▶ **Task details**:
Set down every record once more, exactly as given.

▶ **Data for processing**:
-- BEGIN --

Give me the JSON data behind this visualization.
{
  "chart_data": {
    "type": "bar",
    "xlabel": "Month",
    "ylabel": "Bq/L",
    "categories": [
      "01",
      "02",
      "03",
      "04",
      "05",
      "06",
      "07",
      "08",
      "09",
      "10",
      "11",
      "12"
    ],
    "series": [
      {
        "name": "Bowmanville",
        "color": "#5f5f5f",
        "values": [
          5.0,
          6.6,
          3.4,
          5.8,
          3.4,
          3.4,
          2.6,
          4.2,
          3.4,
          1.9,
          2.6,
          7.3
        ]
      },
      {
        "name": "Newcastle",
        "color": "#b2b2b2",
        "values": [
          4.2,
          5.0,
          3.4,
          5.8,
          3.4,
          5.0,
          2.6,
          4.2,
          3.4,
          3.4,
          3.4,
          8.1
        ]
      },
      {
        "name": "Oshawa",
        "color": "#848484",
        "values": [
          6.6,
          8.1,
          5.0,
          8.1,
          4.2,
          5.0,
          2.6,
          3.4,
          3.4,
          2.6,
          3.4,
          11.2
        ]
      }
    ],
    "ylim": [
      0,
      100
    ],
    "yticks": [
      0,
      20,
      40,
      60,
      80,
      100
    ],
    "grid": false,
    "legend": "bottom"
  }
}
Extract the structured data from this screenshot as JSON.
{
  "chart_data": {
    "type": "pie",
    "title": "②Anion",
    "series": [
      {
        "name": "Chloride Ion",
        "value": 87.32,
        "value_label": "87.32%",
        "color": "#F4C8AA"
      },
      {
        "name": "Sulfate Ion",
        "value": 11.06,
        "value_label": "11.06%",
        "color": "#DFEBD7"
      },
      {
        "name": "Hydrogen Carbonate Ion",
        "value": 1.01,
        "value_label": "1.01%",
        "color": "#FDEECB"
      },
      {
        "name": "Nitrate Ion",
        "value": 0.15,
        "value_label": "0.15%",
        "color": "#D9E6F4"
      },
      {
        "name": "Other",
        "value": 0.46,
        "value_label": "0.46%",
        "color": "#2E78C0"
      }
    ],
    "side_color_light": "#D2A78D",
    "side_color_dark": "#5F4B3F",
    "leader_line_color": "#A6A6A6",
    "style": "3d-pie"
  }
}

-- END --

▶ **Result of the exercise**:
Give me the JSON data behind this visualization.
{
  "chart_data": {
    "type": "bar",
    "xlabel": "Month",
    "ylabel": "Bq/L",
    "categories": [
      "01",
      "02",
      "03",
      "04",
      "05",
      "06",
      "07",
      "08",
      "09",
      "10",
      "11",
      "12"
    ],
    "series": [
      {
        "name": "Bowmanville",
        "color": "#5f5f5f",
        "values": [
          5.0,
          6.6,
          3.4,
          5.8,
          3.4,
          3.4,
          2.6,
          4.2,
          3.4,
          1.9,
          2.6,
          7.3
        ]
      },
      {
        "name": "Newcastle",
        "color": "#b2b2b2",
        "values": [
          4.2,
          5.0,
          3.4,
          5.8,
          3.4,
          5.0,
          2.6,
          4.2,
          3.4,
          3.4,
          3.4,
          8.1
        ]
      },
      {
        "name": "Oshawa",
        "color": "#848484",
        "values": [
          6.6,
          8.1,
          5.0,
          8.1,
          4.2,
          5.0,
          2.6,
          3.4,
          3.4,
          2.6,
          3.4,
          11.2
        ]
      }
    ],
    "ylim": [
      0,
      100
    ],
    "yticks": [
      0,
      20,
      40,
      60,
      80,
      100
    ],
    "grid": false,
    "legend": "bottom"
  }
}
Extract the structured data from this screenshot as JSON.
{
  "chart_data": {
    "type": "pie",
    "title": "②Anion",
    "series": [
      {
        "name": "Chloride Ion",
        "value": 87.32,
        "value_label": "87.32%",
        "color": "#F4C8AA"
      },
      {
        "name": "Sulfate Ion",
        "value": 11.06,
        "value_label": "11.06%",
        "color": "#DFEBD7"
      },
      {
        "name": "Hydrogen Carbonate Ion",
        "value": 1.01,
        "value_label": "1.01%",
        "color": "#FDEECB"
      },
      {
        "name": "Nitrate Ion",
        "value": 0.15,
        "value_label": "0.15%",
        "color": "#D9E6F4"
      },
      {
        "name": "Other",
        "value": 0.46,
        "value_label": "0.46%",
        "color": "#2E78C0"
      }
    ],
    "side_color_light": "#D2A78D",
    "side_color_dark": "#5F4B3F",
    "leader_line_color": "#A6A6A6",
    "style": "3d-pie"
  }
}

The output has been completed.